* STATED PROBLEM
State the number of lines where "logging" appears. Add nothing else.

* TASK MATERIAL
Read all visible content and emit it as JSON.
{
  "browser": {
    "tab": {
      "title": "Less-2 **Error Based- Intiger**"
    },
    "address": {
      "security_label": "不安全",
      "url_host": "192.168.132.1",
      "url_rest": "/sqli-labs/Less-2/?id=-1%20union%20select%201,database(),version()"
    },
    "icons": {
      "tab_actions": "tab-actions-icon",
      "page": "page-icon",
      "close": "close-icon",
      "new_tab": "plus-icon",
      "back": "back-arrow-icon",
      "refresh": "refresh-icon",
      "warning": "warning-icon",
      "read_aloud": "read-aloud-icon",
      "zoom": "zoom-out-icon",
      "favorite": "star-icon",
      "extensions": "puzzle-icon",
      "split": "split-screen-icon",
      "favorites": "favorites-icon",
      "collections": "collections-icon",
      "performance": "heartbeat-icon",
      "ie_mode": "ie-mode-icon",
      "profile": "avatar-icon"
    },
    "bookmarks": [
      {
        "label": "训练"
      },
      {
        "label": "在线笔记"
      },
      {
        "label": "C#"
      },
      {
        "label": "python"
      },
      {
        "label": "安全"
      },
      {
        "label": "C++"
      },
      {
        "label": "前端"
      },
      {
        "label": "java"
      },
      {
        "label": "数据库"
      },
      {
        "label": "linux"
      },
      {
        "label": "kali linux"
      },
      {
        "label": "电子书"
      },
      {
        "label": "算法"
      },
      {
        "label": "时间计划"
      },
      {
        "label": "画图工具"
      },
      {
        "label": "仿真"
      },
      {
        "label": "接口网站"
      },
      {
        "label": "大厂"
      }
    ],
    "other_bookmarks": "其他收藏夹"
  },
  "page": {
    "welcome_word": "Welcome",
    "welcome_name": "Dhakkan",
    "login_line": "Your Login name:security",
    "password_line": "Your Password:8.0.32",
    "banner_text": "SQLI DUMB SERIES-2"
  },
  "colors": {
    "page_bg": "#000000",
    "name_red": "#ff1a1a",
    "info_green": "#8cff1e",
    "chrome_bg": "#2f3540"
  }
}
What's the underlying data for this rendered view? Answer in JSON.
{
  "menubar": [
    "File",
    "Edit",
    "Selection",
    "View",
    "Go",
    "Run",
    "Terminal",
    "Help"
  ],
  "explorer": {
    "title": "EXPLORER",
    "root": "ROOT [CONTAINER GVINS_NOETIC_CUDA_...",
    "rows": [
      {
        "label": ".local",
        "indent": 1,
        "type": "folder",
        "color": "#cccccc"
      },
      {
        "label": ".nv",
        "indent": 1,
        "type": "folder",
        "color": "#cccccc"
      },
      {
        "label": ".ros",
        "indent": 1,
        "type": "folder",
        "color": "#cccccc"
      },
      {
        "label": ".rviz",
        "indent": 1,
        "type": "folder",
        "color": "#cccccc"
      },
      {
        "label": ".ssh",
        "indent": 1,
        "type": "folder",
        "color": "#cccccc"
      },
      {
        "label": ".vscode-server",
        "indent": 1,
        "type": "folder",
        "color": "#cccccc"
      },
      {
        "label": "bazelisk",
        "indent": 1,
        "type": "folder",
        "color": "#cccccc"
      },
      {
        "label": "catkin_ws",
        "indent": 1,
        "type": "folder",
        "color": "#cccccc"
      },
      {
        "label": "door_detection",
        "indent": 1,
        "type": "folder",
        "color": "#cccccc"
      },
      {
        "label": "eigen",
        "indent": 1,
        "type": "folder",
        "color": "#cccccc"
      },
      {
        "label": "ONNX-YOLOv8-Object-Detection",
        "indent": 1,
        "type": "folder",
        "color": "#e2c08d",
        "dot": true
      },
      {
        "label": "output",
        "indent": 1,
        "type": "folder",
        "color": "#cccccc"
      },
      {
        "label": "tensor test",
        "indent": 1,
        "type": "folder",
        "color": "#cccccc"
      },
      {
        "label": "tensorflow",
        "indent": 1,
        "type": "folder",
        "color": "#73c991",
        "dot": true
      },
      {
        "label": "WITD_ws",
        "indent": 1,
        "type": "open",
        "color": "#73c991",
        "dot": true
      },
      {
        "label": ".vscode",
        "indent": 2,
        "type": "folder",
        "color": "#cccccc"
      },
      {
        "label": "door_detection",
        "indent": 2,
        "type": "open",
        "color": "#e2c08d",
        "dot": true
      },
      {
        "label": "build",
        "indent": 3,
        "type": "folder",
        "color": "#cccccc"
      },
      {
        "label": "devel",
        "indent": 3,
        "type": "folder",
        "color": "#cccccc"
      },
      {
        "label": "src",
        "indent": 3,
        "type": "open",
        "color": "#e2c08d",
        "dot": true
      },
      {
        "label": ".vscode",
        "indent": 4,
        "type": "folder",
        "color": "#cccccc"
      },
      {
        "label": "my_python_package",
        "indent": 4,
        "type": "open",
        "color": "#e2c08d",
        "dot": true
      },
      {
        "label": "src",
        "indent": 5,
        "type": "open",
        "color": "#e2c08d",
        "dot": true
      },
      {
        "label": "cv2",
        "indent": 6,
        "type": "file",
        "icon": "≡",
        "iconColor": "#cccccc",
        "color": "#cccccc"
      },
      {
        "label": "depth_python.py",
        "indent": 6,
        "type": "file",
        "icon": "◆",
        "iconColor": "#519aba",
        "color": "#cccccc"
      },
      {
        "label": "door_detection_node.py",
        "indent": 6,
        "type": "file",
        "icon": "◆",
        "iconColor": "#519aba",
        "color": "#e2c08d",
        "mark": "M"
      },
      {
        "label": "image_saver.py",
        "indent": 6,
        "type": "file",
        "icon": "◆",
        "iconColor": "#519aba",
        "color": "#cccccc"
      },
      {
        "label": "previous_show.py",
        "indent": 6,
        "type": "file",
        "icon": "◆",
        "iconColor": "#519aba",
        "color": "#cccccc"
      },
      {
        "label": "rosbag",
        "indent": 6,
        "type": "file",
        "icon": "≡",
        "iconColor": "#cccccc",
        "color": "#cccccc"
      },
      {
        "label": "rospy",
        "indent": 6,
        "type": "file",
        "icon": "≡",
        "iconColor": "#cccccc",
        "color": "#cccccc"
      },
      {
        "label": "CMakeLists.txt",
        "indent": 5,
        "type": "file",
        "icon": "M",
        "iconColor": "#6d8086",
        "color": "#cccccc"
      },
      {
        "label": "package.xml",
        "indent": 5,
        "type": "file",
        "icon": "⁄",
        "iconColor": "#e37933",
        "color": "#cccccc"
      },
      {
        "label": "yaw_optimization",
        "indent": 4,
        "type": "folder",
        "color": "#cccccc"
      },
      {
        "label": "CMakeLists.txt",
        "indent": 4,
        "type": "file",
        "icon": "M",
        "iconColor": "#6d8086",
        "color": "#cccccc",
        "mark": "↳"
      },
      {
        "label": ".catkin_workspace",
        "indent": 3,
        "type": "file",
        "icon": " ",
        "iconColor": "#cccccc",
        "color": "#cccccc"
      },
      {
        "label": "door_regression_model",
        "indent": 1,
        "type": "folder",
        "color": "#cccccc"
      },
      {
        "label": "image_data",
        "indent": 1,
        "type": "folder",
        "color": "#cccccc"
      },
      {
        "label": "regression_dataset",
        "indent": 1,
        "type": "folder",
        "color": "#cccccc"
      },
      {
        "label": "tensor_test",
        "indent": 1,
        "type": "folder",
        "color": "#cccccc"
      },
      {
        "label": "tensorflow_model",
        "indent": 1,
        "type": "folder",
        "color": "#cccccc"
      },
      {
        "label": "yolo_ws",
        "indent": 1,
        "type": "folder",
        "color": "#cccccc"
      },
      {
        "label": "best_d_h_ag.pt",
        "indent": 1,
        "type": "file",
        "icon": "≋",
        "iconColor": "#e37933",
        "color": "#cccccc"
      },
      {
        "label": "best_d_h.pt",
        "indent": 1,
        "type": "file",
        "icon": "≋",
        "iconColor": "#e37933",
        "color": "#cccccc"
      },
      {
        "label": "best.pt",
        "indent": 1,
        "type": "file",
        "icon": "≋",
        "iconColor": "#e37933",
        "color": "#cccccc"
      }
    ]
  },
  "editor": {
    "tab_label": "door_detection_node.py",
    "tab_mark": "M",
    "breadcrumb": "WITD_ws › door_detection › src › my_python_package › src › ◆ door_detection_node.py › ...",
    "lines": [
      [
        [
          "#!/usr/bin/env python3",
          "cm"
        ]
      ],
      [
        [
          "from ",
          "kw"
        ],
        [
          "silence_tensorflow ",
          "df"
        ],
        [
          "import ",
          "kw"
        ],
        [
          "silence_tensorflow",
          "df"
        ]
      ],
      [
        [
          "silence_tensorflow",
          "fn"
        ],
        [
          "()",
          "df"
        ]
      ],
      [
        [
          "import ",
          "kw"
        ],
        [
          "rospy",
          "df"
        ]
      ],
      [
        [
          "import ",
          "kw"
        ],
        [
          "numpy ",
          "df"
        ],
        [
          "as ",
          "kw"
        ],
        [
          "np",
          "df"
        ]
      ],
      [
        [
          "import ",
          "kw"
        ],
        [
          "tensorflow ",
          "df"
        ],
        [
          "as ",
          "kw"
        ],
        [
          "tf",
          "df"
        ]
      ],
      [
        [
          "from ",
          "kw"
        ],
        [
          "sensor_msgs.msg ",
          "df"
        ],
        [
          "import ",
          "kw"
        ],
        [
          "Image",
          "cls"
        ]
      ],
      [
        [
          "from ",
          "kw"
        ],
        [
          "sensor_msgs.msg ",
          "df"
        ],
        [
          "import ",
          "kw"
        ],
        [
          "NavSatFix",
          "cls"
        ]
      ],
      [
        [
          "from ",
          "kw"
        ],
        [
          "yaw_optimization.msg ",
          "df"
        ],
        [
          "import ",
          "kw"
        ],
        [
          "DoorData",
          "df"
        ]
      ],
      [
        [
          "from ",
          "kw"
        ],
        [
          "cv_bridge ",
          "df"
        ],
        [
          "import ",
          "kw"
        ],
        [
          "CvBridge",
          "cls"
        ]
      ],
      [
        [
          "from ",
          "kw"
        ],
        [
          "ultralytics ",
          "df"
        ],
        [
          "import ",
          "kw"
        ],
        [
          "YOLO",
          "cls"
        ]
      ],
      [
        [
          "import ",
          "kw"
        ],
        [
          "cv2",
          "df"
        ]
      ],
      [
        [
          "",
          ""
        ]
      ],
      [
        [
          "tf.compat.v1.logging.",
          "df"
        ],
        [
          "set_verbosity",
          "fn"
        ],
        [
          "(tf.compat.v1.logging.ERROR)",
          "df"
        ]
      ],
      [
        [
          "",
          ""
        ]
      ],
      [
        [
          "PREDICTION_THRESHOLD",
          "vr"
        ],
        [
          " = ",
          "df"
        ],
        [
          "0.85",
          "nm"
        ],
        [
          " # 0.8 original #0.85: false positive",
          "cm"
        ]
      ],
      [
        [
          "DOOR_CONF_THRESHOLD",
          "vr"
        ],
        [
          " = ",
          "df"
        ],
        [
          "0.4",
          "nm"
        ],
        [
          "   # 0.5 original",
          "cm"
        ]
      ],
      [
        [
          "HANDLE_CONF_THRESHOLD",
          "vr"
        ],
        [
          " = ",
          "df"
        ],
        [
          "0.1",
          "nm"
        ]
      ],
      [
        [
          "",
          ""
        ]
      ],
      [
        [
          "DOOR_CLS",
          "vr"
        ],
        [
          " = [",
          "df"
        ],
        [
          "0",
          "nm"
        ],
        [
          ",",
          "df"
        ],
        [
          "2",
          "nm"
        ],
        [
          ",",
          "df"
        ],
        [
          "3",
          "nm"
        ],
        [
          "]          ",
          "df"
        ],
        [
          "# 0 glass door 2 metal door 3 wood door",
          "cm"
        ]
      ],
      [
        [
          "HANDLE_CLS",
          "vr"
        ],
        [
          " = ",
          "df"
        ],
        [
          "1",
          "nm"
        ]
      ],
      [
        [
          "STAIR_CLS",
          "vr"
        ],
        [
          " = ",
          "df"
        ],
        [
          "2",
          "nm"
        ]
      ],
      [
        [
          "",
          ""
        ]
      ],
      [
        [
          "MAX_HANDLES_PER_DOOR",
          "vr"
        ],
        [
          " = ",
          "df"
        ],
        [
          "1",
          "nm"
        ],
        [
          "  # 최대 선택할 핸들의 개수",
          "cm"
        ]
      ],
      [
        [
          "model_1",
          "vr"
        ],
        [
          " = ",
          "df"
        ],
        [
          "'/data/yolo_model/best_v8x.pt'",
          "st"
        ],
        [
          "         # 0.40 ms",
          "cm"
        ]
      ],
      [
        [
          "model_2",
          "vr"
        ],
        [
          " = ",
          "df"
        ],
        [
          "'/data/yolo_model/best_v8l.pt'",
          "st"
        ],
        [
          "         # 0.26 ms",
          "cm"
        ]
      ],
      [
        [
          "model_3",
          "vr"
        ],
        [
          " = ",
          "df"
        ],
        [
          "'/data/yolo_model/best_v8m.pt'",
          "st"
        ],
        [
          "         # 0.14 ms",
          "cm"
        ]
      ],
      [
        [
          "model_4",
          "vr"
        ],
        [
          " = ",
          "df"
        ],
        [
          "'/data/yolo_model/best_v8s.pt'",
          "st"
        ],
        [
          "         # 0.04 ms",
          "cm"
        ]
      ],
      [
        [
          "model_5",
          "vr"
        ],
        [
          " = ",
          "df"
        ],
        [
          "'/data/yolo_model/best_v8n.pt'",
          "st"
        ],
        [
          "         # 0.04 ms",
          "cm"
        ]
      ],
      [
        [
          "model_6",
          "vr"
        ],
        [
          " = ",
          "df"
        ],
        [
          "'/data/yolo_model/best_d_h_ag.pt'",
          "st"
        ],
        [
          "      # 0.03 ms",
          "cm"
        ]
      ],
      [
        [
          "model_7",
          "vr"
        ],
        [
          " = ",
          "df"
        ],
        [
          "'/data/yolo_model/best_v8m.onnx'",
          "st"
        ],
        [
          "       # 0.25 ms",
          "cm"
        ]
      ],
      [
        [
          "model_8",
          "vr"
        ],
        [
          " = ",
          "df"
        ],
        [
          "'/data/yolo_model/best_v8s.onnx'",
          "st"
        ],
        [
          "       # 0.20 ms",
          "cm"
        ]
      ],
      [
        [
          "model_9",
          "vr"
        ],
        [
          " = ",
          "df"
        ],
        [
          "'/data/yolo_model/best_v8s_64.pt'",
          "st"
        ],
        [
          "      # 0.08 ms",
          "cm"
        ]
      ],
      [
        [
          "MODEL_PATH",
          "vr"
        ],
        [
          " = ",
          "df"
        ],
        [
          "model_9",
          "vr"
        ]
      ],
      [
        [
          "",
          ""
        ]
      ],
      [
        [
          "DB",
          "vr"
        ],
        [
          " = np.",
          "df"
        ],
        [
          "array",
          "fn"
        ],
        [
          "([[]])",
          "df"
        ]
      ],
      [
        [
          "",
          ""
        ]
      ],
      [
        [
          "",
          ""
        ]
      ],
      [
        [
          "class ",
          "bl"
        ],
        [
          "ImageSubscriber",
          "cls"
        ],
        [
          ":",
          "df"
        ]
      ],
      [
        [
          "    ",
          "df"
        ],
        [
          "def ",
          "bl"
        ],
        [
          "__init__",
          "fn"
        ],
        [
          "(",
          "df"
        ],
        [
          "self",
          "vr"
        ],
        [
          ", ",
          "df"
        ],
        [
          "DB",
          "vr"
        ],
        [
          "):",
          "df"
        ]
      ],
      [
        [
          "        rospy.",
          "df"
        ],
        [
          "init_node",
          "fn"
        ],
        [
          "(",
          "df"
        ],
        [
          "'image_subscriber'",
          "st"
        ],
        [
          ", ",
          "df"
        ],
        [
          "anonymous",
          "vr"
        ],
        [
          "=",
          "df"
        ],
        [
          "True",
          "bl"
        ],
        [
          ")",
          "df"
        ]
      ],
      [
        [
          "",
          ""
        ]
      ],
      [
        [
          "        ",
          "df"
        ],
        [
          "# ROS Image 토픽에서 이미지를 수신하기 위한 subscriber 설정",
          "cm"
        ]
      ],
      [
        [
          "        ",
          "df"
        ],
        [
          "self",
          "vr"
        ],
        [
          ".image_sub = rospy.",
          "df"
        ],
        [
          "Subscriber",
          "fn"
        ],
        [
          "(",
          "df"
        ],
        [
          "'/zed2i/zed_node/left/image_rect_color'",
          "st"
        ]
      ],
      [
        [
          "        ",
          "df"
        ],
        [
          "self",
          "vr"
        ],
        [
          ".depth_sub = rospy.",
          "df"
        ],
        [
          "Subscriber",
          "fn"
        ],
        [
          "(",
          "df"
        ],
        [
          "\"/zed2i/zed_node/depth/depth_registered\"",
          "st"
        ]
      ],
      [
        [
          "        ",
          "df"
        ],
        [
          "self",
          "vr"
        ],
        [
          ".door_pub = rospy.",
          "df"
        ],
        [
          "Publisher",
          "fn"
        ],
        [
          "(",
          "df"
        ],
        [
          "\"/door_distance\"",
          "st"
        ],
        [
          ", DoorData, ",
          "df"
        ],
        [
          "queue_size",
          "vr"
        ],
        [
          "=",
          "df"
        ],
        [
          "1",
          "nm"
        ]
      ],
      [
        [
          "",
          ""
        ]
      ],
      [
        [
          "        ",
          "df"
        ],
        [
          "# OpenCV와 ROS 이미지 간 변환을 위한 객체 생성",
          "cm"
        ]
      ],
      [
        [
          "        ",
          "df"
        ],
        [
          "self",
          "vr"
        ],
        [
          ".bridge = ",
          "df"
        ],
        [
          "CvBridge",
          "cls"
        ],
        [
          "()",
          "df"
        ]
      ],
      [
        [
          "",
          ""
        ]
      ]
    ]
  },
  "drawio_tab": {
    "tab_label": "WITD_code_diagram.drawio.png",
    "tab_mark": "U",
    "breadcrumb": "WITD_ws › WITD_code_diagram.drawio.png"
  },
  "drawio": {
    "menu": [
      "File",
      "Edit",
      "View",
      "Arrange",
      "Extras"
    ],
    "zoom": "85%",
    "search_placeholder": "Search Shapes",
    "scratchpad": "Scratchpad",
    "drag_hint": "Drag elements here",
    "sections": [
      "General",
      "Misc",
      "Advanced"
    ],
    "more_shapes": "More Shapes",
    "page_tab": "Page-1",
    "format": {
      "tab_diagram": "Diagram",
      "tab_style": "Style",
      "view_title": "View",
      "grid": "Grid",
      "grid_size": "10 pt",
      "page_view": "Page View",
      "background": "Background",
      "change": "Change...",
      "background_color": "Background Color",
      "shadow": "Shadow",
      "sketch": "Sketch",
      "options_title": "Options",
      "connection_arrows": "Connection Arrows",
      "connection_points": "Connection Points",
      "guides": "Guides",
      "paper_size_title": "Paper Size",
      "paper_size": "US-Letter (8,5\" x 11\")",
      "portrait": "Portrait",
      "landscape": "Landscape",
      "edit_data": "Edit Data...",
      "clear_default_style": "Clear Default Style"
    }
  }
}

* RESULT OF THIS TASK
2